** Start of Recorded data **

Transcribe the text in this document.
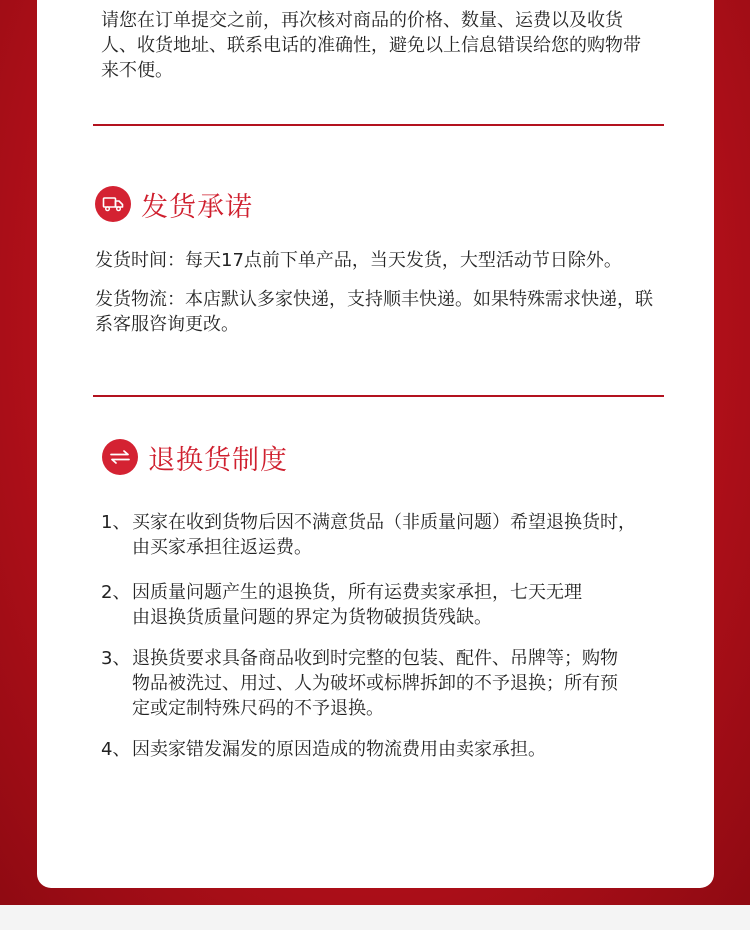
请您在订单提交之前，再次核对商品的价格、数量、运费以及收货人、收货地址、联系电话的准确性，避免以上信息错误给您的购物带来不便。
发货承诺
发货时间：每天17点前下单产品，当天发货，大型活动节日除外。
发货物流：本店默认多家快递，支持顺丰快递。如果特殊需求快递，联系客服咨询更改。
退换货制度
1、 买家在收到货物后因不满意货品（非质量问题）希望退换货时，
由买家承担往返运费。
2、 因质量问题产生的退换货，所有运费卖家承担，七天无理
由退换货质量问题的界定为货物破损货残缺。
3、 退换货要求具备商品收到时完整的包装、配件、吊牌等；购物
物品被洗过、用过、人为破坏或标牌拆卸的不予退换；所有预
定或定制特殊尺码的不予退换。
4、 因卖家错发漏发的原因造成的物流费用由卖家承担。
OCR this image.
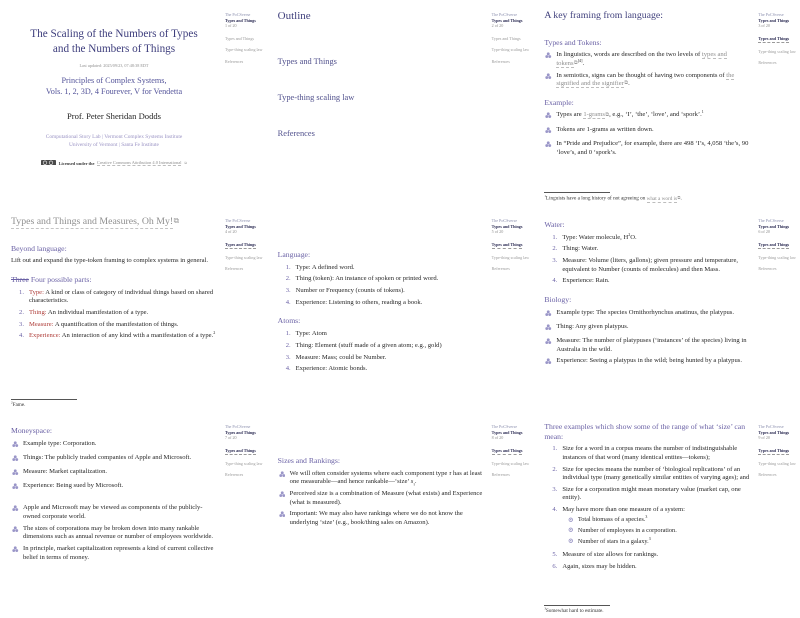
The Scaling of the Numbers of Types and the Numbers of Things
Last updated: 2025/09/23, 07:48:38 EDT
Principles of Complex Systems,
Vols. 1, 2, 3D, 4 Fourever, V for Vendetta
Prof. Peter Sheridan Dodds
Computational Story Lab | Vermont Complex Systems Institute
University of Vermont | Santa Fe Institute
Licensed under the Creative Commons Attribution 4.0 International ⧉
The PoCSverse
Types and Things
1 of 20
Types and Things
Type-thing scaling law
References
Outline
Types and Things
Type-thing scaling law
References
The PoCSverse
Types and Things
2 of 20
Types and Things
Type-thing scaling law
References
$^1$Linguists have a long history of not agreeing on what a word is⧉.
A key framing from language:
Types and Tokens:
In linguistics, words are described on the two levels of types and tokens⧉[4].
In semiotics, signs can be thought of having two components of the signified and the signifier⧉.
Example:
Types are 1-grams⧉, e.g., ‘I’, ‘the’, ‘love’, and ‘spork’.$^1$
Tokens are 1-grams as written down.
In “Pride and Prejudice”, for example, there are 498 ‘I’s, 4,058 ‘the’s, 90 ‘love’s, and 0 ‘spork’s.
The PoCSverse
Types and Things
3 of 20
Types and Things
Type-thing scaling law
References
$^2$Fame.
Types and Things and Measures, Oh My!⧉
Beyond language:
Lift out and expand the type-token framing to complex systems in general.
Three Four possible parts:
Type: A kind or class of category of individual things based on shared characteristics.
Thing: An individual manifestation of a type.
Measure: A quantification of the manifestation of things.
Experience: An interaction of any kind with a manifestation of a type.$^2$
The PoCSverse
Types and Things
4 of 20
Types and Things
Type-thing scaling law
References
Language:
Type: A defined word.
Thing (token): An instance of spoken or printed word.
Number or Frequency (counts of tokens).
Experience: Listening to others, reading a book.
Atoms:
Type: Atom
Thing: Element (stuff made of a given atom; e.g., gold)
Measure: Mass; could be Number.
Experience: Atomic bonds.
The PoCSverse
Types and Things
5 of 20
Types and Things
Type-thing scaling law
References
Water:
Type: Water molecule, $H^2O$.
Thing: Water.
Measure: Volume (liters, gallons); given pressure and temperature, equivalent to Number (counts of molecules) and then Mass.
Experience: Rain.
Biology:
Example type: The species Ornithorhynchus anatinus, the platypus.
Thing: Any given platypus.
Measure: The number of platypuses (‘instances’ of the species) living in Australia in the wild.
Experience: Seeing a platypus in the wild; being hunted by a platypus.
The PoCSverse
Types and Things
6 of 20
Types and Things
Type-thing scaling law
References
Moneyspace:
Example type: Corporation.
Things: The publicly traded companies of Apple and Microsoft.
Measure: Market capitalization.
Experience: Being sued by Microsoft.
Apple and Microsoft may be viewed as components of the publicly-owned corporate world.
The sizes of corporations may be broken down into many rankable dimensions such as annual revenue or number of employees worldwide.
In principle, market capitalization represents a kind of current collective belief in terms of money.
The PoCSverse
Types and Things
7 of 20
Types and Things
Type-thing scaling law
References
Sizes and Rankings:
We will often consider systems where each component type τ has at least one measurable—and hence rankable—‘size’ $s_\tau$.
Perceived size is a combination of Measure (what exists) and Experience (what is measured).
Important: We may also have rankings where we do not know the underlying ‘size’ (e.g., book/thing sales on Amazon).
The PoCSverse
Types and Things
8 of 20
Types and Things
Type-thing scaling law
References
$^3$Somewhat hard to estimate.
Three examples which show some of the range of what ‘size’ can mean:
Size for a word in a corpus means the number of indistinguishable instances of that word (many identical entites—tokens);
Size for species means the number of ‘biological replications’ of an individual type (many genetically similar entities of varying ages); and
Size for a corporation might mean monetary value (market cap, one entity).
May have more than one measure of a system:
Total biomass of a species.$^3$
Number of employees in a corporation.
Number of stars in a galaxy.$^3$
Measure of size allows for rankings.
Again, sizes may be hidden.
The PoCSverse
Types and Things
9 of 20
Types and Things
Type-thing scaling law
References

** End of Recorded data **

▶ _Your objective_
Except for the pictures, print the data above exactly.

▶ _Task response_
Transcribe the text in this document.
请您在订单提交之前，再次核对商品的价格、数量、运费以及收货人、收货地址、联系电话的准确性，避免以上信息错误给您的购物带来不便。
发货承诺
发货时间：每天17点前下单产品，当天发货，大型活动节日除外。
发货物流：本店默认多家快递，支持顺丰快递。如果特殊需求快递，联系客服咨询更改。
退换货制度
1、 买家在收到货物后因不满意货品（非质量问题）希望退换货时，
由买家承担往返运费。
2、 因质量问题产生的退换货，所有运费卖家承担，七天无理
由退换货质量问题的界定为货物破损货残缺。
3、 退换货要求具备商品收到时完整的包装、配件、吊牌等；购物
物品被洗过、用过、人为破坏或标牌拆卸的不予退换；所有预
定或定制特殊尺码的不予退换。
4、 因卖家错发漏发的原因造成的物流费用由卖家承担。
OCR this image.
The Scaling of the Numbers of Types and the Numbers of Things
Last updated: 2025/09/23, 07:48:38 EDT
Principles of Complex Systems,
Vols. 1, 2, 3D, 4 Fourever, V for Vendetta
Prof. Peter Sheridan Dodds
Computational Story Lab | Vermont Complex Systems Institute
University of Vermont | Santa Fe Institute
Licensed under the Creative Commons Attribution 4.0 International ⧉
The PoCSverse
Types and Things
1 of 20
Types and Things
Type-thing scaling law
References
Outline
Types and Things
Type-thing scaling law
References
The PoCSverse
Types and Things
2 of 20
Types and Things
Type-thing scaling law
References
$^1$Linguists have a long history of not agreeing on what a word is⧉.
A key framing from language:
Types and Tokens:
In linguistics, words are described on the two levels of types and tokens⧉[4].
In semiotics, signs can be thought of having two components of the signified and the signifier⧉.
Example:
Types are 1-grams⧉, e.g., ‘I’, ‘the’, ‘love’, and ‘spork’.$^1$
Tokens are 1-grams as written down.
In “Pride and Prejudice”, for example, there are 498 ‘I’s, 4,058 ‘the’s, 90 ‘love’s, and 0 ‘spork’s.
The PoCSverse
Types and Things
3 of 20
Types and Things
Type-thing scaling law
References
$^2$Fame.
Types and Things and Measures, Oh My!⧉
Beyond language:
Lift out and expand the type-token framing to complex systems in general.
Three Four possible parts:
Type: A kind or class of category of individual things based on shared characteristics.
Thing: An individual manifestation of a type.
Measure: A quantification of the manifestation of things.
Experience: An interaction of any kind with a manifestation of a type.$^2$
The PoCSverse
Types and Things
4 of 20
Types and Things
Type-thing scaling law
References
Language:
Type: A defined word.
Thing (token): An instance of spoken or printed word.
Number or Frequency (counts of tokens).
Experience: Listening to others, reading a book.
Atoms:
Type: Atom
Thing: Element (stuff made of a given atom; e.g., gold)
Measure: Mass; could be Number.
Experience: Atomic bonds.
The PoCSverse
Types and Things
5 of 20
Types and Things
Type-thing scaling law
References
Water:
Type: Water molecule, $H^2O$.
Thing: Water.
Measure: Volume (liters, gallons); given pressure and temperature, equivalent to Number (counts of molecules) and then Mass.
Experience: Rain.
Biology:
Example type: The species Ornithorhynchus anatinus, the platypus.
Thing: Any given platypus.
Measure: The number of platypuses (‘instances’ of the species) living in Australia in the wild.
Experience: Seeing a platypus in the wild; being hunted by a platypus.
The PoCSverse
Types and Things
6 of 20
Types and Things
Type-thing scaling law
References
Moneyspace:
Example type: Corporation.
Things: The publicly traded companies of Apple and Microsoft.
Measure: Market capitalization.
Experience: Being sued by Microsoft.
Apple and Microsoft may be viewed as components of the publicly-owned corporate world.
The sizes of corporations may be broken down into many rankable dimensions such as annual revenue or number of employees worldwide.
In principle, market capitalization represents a kind of current collective belief in terms of money.
The PoCSverse
Types and Things
7 of 20
Types and Things
Type-thing scaling law
References
Sizes and Rankings:
We will often consider systems where each component type τ has at least one measurable—and hence rankable—‘size’ $s_\tau$.
Perceived size is a combination of Measure (what exists) and Experience (what is measured).
Important: We may also have rankings where we do not know the underlying ‘size’ (e.g., book/thing sales on Amazon).
The PoCSverse
Types and Things
8 of 20
Types and Things
Type-thing scaling law
References
$^3$Somewhat hard to estimate.
Three examples which show some of the range of what ‘size’ can mean:
Size for a word in a corpus means the number of indistinguishable instances of that word (many identical entites—tokens);
Size for species means the number of ‘biological replications’ of an individual type (many genetically similar entities of varying ages); and
Size for a corporation might mean monetary value (market cap, one entity).
May have more than one measure of a system:
Total biomass of a species.$^3$
Number of employees in a corporation.
Number of stars in a galaxy.$^3$
Measure of size allows for rankings.
Again, sizes may be hidden.
The PoCSverse
Types and Things
9 of 20
Types and Things
Type-thing scaling law
References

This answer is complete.